*What the task requires*. Find how many lines in the data below mention "blue". Give the number only.
START Records for the task
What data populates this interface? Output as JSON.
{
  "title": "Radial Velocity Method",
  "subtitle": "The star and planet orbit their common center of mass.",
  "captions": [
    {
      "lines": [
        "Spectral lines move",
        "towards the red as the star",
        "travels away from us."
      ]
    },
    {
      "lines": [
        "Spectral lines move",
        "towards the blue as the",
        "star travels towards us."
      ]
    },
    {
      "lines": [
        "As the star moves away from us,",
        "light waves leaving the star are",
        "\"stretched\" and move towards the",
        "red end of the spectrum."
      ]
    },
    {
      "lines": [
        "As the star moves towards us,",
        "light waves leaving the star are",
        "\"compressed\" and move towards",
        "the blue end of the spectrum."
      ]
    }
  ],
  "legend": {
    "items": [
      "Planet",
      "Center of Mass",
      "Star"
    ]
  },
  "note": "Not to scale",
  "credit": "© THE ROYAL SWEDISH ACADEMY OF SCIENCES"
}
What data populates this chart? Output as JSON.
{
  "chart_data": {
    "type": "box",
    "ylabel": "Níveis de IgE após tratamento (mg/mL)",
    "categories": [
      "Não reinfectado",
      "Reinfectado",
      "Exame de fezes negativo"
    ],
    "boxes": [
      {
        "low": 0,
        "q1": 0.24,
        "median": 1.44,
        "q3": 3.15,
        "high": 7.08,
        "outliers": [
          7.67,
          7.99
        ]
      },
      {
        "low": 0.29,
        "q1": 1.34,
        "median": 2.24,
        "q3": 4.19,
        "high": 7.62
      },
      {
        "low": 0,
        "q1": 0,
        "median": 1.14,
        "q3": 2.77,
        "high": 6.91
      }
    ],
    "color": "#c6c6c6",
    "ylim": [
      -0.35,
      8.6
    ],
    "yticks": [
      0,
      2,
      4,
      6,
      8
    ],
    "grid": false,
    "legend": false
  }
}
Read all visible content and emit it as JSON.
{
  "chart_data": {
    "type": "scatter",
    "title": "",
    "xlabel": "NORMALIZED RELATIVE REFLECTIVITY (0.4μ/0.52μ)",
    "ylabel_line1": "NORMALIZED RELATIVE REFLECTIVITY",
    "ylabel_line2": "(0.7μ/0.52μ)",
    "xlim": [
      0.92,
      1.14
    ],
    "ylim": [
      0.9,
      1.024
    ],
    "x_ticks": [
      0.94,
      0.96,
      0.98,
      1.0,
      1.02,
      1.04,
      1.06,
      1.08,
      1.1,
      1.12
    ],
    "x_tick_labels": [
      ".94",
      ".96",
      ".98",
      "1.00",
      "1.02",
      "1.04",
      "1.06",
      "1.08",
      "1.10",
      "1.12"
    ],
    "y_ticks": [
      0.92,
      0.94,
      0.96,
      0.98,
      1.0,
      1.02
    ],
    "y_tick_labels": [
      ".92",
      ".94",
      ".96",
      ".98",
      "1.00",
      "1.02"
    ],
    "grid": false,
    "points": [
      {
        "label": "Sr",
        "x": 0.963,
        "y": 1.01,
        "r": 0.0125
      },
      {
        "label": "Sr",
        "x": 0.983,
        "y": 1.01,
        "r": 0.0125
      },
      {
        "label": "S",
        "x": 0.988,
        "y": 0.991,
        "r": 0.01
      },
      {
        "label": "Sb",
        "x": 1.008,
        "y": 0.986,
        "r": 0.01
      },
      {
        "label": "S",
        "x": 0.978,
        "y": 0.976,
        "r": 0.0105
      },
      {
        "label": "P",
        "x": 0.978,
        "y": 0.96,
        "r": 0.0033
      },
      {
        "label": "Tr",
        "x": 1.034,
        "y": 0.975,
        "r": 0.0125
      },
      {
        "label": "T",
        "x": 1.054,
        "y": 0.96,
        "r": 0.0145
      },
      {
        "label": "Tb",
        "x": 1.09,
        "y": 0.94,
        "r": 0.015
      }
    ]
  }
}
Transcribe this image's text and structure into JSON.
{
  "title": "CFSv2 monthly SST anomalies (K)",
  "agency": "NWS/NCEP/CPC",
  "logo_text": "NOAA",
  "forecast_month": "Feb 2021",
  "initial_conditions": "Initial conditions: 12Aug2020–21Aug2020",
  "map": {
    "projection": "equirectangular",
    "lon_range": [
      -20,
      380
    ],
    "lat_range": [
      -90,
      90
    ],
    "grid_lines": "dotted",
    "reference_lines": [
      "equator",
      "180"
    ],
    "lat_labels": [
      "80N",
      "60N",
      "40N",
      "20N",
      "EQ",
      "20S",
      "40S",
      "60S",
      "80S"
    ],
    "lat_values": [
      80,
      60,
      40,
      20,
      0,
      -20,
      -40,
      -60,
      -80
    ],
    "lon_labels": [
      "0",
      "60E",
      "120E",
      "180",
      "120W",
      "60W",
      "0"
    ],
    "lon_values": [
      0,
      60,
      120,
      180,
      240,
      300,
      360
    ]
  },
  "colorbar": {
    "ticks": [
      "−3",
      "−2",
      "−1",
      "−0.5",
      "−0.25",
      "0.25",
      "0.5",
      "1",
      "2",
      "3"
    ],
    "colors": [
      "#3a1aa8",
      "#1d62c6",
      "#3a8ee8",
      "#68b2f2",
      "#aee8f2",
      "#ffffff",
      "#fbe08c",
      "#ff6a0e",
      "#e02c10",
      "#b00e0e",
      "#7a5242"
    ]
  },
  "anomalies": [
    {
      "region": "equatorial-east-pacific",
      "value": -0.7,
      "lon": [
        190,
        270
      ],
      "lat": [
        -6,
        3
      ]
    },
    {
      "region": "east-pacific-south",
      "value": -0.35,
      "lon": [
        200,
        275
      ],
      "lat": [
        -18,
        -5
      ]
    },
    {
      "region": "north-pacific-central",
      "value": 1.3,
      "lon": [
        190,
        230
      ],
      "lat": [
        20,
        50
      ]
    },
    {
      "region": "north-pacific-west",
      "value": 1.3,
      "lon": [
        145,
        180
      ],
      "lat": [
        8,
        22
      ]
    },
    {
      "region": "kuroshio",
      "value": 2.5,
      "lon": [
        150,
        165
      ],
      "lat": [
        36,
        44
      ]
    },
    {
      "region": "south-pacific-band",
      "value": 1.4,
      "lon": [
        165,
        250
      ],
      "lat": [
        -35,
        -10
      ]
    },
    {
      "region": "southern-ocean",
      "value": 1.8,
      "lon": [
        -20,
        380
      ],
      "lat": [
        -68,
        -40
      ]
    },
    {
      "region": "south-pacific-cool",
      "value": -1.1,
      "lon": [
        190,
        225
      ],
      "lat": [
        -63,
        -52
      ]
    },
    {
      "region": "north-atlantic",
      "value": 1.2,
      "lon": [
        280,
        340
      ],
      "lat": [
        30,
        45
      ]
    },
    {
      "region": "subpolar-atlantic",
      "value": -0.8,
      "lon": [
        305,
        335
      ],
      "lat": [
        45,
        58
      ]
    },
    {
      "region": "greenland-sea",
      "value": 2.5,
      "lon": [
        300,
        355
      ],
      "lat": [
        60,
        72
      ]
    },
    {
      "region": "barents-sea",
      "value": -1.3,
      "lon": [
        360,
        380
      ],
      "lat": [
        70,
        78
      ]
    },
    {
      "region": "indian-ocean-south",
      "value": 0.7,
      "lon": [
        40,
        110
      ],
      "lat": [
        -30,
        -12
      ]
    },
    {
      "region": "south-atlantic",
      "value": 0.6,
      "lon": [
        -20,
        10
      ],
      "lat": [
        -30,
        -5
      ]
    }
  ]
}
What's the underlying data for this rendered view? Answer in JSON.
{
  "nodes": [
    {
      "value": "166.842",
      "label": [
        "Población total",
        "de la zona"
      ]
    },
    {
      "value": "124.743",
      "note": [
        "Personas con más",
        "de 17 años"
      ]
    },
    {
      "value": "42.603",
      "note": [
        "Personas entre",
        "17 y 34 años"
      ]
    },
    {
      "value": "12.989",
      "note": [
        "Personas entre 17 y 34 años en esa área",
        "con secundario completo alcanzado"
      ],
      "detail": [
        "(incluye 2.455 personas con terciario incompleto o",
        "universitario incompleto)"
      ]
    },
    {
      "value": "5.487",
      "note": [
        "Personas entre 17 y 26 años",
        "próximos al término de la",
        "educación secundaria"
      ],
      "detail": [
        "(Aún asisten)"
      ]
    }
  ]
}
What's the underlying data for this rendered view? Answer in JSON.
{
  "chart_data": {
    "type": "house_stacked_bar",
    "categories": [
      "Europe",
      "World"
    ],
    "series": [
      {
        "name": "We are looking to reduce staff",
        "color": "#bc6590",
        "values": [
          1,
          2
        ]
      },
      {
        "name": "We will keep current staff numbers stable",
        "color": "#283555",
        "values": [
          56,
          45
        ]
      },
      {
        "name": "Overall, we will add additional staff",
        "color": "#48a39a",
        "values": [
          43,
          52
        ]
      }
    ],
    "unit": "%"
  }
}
END Records for the task
*Solution to this problem*. 2